Brano da leggere ▸
***

Parliamo di un soggetto che attualmente è Senior Member del Gruppo dei Trenta, lobby composta dai banchieri e finanzieri più potenti a livello mondiale, e che nel 2020 ha firmato un report inammissibile intitolato “Reviving and Restructuring the Corporate Sector Post-Covid”. Questo report invita le nazioni a permettere e ad incoraggiare un processo di “distruzione creativa”, lasciando fallire le imprese in difficoltà e aiutando soltanto quelle più competitive. Invita ad indurre al fallimento i ristoranti, i bar, gli artigiani, le piccole medie attività perché non sosterrebbero la competizione futura, abbandonando intere famiglie in nome delle spietate logiche di mercato.
Parliamo di un presidente del consiglio che recentemente, in collaborazione con il Ministro della giustizia Marta Cartabia, ha elaborato una riforma della giustizia che taglierà i processi, garantirà l’impunità a politici e colletti bianchi, creando una fortissima disuguaglianza tra cittadini, aumenterà il carico di lavoro per gli uffici giudiziari, spoglierà i magistrati della propria indipendenza e agevolerà la proliferazione dei traffici della mafia e dei sistemi criminali.
Parliamo di un personaggio che di fronte alla crisi pandemica, al disagio sociale, alla disoccupazione, alla povertà, all’aumento dei suicidi, al fallimento di migliaia di imprese, alle pessime condizioni degli istituti scolastici e sanitari e alla distruzione dei servizi pubblici, quest’anno ha stanziato 25 miliardi di euro per la spesa di armamenti militari e nucleari e per il prossimo anno 27 miliardi.

***

Estratti dei dati ▸
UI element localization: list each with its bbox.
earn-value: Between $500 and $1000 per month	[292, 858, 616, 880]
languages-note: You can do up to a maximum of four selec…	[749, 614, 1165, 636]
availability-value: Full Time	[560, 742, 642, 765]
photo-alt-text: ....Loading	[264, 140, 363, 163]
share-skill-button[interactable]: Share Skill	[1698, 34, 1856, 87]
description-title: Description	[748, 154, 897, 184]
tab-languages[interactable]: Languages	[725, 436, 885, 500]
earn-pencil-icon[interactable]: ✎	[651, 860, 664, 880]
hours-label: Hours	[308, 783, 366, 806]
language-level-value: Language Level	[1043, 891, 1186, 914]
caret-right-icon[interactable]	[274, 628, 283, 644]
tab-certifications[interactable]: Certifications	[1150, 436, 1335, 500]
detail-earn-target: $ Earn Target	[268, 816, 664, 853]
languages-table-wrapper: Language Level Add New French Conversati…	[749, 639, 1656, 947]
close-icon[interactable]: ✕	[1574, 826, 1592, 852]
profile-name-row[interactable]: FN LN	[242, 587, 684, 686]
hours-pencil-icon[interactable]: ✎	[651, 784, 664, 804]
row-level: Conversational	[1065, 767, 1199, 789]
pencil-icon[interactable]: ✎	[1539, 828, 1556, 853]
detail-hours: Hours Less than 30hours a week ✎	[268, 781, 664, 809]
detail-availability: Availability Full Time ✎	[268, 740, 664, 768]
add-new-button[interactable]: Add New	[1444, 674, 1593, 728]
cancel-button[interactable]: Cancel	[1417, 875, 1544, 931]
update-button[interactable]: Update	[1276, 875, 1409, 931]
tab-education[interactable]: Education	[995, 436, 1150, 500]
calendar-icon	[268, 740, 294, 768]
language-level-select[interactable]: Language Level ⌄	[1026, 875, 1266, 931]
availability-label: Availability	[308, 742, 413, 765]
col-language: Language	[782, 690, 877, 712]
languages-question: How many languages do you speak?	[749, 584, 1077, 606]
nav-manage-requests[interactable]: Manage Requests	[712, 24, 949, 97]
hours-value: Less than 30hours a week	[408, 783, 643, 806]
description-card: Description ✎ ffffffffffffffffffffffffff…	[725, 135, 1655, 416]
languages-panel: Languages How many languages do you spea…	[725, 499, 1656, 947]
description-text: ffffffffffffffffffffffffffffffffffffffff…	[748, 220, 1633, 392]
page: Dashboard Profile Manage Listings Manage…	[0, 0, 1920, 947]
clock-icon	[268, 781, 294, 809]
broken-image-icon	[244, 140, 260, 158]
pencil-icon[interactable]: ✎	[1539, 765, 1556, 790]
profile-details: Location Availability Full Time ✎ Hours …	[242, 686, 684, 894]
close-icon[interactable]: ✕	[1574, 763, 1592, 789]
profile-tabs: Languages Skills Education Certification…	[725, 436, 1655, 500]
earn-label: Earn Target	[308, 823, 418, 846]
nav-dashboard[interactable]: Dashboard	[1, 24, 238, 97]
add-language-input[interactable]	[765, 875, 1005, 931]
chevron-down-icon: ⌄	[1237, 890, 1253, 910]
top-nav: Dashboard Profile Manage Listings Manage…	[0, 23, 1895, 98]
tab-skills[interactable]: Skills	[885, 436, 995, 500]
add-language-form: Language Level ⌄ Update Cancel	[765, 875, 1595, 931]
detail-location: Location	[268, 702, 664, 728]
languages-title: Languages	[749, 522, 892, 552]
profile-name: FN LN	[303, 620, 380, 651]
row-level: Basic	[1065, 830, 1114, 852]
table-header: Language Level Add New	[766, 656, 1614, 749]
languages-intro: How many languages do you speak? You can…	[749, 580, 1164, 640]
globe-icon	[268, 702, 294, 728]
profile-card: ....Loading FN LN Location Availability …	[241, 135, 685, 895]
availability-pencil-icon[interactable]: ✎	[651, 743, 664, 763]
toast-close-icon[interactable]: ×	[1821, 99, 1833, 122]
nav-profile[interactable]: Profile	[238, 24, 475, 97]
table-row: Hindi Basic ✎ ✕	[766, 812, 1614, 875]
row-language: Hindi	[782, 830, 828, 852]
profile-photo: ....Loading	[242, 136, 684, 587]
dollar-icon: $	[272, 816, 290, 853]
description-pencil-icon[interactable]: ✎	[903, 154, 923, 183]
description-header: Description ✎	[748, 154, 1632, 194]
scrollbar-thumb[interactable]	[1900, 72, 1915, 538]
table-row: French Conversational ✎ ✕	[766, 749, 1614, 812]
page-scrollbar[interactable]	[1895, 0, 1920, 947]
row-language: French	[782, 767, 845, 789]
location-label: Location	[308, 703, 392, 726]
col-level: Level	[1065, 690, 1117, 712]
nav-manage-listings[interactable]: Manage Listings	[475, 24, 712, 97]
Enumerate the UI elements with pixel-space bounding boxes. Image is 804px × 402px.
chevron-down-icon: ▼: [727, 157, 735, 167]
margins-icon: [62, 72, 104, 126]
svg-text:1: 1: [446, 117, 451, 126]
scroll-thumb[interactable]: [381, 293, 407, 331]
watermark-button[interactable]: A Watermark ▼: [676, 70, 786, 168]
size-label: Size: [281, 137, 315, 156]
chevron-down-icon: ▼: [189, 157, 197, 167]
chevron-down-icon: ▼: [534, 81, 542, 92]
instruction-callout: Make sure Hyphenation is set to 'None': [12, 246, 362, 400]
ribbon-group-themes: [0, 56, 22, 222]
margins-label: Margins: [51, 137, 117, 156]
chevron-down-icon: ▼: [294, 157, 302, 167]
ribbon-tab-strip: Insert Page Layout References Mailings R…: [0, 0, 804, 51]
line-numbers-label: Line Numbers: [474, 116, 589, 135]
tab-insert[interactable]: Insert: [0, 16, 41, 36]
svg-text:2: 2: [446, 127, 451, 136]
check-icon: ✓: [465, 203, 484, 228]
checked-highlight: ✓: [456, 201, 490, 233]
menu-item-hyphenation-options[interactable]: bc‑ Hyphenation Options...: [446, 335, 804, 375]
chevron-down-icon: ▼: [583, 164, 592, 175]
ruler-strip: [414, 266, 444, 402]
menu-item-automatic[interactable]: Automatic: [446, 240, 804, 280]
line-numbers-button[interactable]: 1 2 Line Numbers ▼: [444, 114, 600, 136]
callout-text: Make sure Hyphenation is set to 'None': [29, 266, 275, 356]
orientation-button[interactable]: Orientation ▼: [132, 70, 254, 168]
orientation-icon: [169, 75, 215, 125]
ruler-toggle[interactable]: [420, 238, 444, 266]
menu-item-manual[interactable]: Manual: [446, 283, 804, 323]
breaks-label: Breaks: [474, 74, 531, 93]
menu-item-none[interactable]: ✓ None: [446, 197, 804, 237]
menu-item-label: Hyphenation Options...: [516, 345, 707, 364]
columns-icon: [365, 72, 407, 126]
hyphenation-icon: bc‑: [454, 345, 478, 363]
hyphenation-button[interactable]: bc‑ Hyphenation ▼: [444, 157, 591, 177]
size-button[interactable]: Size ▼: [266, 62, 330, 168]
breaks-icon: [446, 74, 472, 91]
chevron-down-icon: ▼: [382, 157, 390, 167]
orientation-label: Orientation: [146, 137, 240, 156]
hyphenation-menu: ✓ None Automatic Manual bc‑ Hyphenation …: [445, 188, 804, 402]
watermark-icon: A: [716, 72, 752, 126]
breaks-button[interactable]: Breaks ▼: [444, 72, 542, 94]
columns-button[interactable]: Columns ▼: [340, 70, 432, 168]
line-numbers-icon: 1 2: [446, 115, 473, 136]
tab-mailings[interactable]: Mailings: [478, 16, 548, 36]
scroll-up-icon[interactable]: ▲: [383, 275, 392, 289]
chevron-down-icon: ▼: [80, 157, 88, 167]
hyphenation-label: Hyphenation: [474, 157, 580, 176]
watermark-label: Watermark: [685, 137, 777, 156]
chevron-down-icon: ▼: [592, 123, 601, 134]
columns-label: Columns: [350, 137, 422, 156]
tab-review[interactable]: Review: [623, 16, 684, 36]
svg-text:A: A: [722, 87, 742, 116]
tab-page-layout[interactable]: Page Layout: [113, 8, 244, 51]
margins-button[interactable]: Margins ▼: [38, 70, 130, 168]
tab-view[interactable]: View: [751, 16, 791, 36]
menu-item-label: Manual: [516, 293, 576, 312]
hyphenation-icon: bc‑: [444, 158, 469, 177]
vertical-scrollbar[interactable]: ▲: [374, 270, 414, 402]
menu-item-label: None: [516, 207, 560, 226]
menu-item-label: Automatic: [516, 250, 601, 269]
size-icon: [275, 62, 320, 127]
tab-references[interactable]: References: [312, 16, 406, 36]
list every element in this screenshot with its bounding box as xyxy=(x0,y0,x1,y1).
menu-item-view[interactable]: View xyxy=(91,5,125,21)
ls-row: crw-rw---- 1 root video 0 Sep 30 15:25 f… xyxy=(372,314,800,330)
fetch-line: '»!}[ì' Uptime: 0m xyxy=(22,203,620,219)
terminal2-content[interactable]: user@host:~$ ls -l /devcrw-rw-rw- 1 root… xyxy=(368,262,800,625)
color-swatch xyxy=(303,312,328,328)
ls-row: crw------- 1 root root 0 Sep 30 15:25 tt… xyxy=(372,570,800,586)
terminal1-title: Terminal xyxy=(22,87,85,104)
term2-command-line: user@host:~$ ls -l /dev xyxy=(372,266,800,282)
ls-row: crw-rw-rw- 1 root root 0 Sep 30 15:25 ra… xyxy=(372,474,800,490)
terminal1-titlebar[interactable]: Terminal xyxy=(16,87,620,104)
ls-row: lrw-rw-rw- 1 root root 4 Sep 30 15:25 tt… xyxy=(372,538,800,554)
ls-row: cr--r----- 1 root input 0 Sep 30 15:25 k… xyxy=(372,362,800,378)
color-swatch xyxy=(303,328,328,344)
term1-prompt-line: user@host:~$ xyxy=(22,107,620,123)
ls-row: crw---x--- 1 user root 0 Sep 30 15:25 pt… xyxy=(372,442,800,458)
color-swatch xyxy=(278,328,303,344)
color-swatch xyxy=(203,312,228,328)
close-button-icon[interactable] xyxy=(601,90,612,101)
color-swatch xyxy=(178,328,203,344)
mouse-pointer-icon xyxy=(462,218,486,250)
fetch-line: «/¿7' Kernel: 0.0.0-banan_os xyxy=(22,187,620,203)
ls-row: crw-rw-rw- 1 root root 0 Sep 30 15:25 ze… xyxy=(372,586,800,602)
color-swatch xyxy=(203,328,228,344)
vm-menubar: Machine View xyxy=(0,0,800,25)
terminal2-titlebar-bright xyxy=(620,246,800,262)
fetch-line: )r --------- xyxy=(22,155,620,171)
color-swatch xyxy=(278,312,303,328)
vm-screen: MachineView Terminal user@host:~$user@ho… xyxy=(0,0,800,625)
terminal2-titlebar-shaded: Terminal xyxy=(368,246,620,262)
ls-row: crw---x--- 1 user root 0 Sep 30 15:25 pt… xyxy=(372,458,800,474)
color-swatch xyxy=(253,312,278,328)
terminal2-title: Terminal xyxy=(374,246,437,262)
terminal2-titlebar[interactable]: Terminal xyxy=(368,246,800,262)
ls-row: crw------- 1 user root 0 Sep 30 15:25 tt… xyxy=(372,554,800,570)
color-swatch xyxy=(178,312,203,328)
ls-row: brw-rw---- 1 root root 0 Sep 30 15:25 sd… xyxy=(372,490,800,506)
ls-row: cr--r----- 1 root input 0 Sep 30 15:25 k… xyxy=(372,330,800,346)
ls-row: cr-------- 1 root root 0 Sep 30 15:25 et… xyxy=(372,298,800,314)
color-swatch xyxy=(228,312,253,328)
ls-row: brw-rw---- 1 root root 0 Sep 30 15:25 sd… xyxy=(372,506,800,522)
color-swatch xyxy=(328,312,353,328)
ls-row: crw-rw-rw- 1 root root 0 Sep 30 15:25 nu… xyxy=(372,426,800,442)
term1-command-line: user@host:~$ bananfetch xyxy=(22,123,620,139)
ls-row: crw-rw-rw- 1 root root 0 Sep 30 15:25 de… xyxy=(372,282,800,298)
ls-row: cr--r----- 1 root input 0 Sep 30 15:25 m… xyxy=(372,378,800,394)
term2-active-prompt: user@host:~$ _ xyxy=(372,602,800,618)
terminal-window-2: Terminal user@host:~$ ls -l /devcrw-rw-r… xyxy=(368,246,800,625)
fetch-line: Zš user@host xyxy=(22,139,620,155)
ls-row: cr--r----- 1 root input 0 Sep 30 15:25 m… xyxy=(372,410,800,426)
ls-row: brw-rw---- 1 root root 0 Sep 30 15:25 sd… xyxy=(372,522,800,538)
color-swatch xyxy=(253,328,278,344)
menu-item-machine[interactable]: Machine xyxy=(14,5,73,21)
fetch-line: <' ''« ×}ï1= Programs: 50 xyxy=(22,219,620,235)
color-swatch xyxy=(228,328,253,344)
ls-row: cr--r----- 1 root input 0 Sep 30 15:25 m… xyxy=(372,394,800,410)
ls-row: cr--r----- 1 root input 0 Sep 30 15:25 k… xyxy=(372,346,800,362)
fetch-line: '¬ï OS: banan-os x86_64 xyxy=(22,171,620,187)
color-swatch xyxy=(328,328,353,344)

***

Compito assegnato 1 ▸
Rispondi a queste domande sul brano da leggere:
(a) Come si intitola il report firmato nel 2020?
(b) Con quale Ministro della giustizia è stata elaborata la riforma della giustizia?
(c) Quanto è stato stanziato per la spesa di armamenti militari e nucleari quest'anno e quanto per il prossimo anno?
Compito assegnato 2 ▸ Fornisci la continuazione del brano sul presidente del consiglio, cominciando dopo la sua ultima frase.

Risposta all'esercizio 1 ▸
(a) “Reviving and Restructuring the Corporate Sector Post-Covid”.
(b) Con il Ministro della giustizia Marta Cartabia.
(c) Quest'anno sono stati stanziati 25 miliardi di euro, per il prossimo anno 27 miliardi.

Risposta all'esercizio 2 ▸
Parliamo di un soggetto che, quindi, in ogni ambito politico ed istituzionale da lui ricoperto, ha unicamente applicato “la democrazia” dei mercati, delle banche, delle multinazionali, totalmente in contrasto con la nostra Costituzione che prevede un modello economico, politico e sociale basato sulla cooperazione, sull’armonia, sulla pace e la giustizia tra le persone e le nazioni.
Come potrebbero questi due personaggi, Berlusconi o Draghi, essere “degni” garanti della nostra Costituzione, rappresentare l’Unità della Nazione, presiedere l’organo di indipendenza della magistratura, comandare le forze armate, avere il potere, di convocare e sciogliere le camere, di concedere la grazia e di impedire la promulgazione delle leggi?
Come potrebbero farsi portavoce di quei profondi valori di legalità, giustizia, eguaglianza, che animano la Carta, o dei pilastri della nostra democrazia, come l’autonomia dei magistrati, la dignità delle donne, la parità di genere, la libertà di stampa, l’equità fiscale, la scuola e la sanità pubblica?
Come potrebbero prestare giuramento di fedeltà di fronte al popolo italiano, se lo hanno già tradito prima di entrare nelle stanze del Quirinale?
PER TUTTI QUESTI MOTIVI CHIAMIAMO TUTTI E TUTTE A PARTECIPARE ALLA CALL TO ACTION CHE LANCEREMO PRESTO SUI NOSTRI SOCIAL.
NON POSSIAMO SCENDERE A COMPROMESSI O A PATTI NÉ ACCONTENTARCI DEL COLUI O COLEI CHE CI VIENE PRESENTATO/A COME IL “MENO PEGGIO”: NESSUN NOME DI CANDIDATO/A CHE È USCITO PER ADESSO PUBBLICAMENTE, OLTRE A QUELLI DI DRAGHI E DI BERLUSCONI, È DEGNO/A DI RAPPRESENTARE IL NOSTRO PAESE.
Pretendiamo che la carica di PRESIDENTE DELLA REPUBBLICA venga veramente ricoperta da una persona (donna o uomo) ispirata dai valori a cui è ispirata la nostra Costituzione, che sia fuori dalle logiche lobbistiche, corrotte e mafiose del potere politico, economico e finanziario, che sia super partes e che metta da parte i propri interessi personali per garantire indistintamente ad ogni cittadino e ad ogni cittadina una GIUSTIZIA UGUALE PER TUTTI/E ed una tutela SOSTANZIALE E “DI FATTO” dei diritti umani, civili e politici sanciti dalla nostra Carta costituzionale.